Data entries
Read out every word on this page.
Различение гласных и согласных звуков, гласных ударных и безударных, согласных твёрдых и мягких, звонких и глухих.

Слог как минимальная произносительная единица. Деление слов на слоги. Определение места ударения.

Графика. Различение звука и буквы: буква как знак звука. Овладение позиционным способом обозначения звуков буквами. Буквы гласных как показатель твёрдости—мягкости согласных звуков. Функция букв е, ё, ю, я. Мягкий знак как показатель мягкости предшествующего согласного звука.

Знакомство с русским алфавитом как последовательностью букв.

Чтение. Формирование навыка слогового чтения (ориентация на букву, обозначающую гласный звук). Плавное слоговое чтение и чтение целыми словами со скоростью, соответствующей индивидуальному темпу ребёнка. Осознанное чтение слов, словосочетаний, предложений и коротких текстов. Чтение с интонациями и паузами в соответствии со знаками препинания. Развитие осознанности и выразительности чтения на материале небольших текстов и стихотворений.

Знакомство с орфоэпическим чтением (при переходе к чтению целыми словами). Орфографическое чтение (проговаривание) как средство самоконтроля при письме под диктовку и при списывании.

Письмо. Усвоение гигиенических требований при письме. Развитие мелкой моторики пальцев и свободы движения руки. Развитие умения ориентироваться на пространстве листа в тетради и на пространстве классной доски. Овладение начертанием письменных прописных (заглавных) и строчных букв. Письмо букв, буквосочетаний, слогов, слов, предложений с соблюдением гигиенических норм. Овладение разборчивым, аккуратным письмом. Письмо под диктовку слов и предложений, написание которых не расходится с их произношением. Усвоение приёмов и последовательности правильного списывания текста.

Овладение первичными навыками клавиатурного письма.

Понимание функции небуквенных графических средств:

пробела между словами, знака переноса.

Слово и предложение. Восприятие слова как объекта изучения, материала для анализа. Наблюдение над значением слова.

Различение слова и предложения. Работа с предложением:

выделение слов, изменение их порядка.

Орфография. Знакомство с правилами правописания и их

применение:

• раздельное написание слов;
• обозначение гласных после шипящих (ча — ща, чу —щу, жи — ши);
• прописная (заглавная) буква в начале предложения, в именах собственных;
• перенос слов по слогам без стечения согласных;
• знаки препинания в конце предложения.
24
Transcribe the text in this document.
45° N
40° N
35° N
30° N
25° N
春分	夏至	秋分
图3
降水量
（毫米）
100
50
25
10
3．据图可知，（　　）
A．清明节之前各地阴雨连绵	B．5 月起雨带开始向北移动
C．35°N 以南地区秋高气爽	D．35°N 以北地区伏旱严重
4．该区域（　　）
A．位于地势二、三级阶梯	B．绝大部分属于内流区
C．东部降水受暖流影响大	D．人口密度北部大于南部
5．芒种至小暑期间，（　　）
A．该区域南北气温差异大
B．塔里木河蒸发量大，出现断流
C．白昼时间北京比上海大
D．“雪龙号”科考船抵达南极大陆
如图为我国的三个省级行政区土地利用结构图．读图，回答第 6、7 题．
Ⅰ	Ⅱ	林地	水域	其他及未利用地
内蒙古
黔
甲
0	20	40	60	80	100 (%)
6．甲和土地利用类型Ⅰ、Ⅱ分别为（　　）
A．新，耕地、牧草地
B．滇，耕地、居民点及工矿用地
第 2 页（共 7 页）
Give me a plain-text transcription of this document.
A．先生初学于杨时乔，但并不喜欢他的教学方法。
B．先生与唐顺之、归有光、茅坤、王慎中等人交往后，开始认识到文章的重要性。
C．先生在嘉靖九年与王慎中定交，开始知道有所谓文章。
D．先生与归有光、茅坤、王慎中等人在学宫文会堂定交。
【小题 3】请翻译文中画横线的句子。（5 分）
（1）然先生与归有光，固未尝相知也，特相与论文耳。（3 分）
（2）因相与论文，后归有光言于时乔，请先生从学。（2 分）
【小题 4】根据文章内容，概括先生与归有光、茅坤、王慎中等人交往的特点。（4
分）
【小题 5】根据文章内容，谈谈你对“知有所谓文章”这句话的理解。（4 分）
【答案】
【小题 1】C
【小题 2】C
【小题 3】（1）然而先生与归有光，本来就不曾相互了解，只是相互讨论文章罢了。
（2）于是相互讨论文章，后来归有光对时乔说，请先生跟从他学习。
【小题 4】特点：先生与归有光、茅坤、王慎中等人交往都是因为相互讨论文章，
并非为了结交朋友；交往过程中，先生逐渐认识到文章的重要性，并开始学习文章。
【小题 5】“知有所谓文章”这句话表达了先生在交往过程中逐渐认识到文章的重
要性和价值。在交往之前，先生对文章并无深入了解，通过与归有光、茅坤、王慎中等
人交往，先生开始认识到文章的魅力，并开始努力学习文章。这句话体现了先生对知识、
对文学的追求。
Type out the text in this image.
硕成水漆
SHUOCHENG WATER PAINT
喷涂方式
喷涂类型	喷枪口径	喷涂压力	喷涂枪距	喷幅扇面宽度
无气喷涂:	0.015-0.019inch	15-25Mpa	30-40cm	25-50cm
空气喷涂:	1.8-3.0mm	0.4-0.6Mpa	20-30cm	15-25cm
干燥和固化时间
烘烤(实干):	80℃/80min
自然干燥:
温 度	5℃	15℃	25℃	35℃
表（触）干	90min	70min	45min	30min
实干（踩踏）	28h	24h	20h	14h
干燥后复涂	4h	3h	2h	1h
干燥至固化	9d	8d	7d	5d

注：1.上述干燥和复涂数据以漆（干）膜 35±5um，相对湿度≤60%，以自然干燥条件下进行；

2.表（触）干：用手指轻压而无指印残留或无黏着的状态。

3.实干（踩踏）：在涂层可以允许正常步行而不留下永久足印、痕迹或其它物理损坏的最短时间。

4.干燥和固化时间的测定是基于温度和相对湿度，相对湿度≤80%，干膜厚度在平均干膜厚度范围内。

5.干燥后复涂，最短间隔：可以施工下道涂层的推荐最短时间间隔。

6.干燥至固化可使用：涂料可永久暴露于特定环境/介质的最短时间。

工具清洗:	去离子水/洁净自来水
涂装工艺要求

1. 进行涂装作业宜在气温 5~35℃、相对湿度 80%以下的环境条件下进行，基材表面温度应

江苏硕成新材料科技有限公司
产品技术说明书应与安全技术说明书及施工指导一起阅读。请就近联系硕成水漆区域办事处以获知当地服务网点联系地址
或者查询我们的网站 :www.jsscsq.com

§ PROBLEM STATEMENT
Identify all lines where the word "document" shows up. Copy them.

§ OUTPUT FOR THIS EXERCISE
Transcribe the text in this document.
Give me a plain-text transcription of this document.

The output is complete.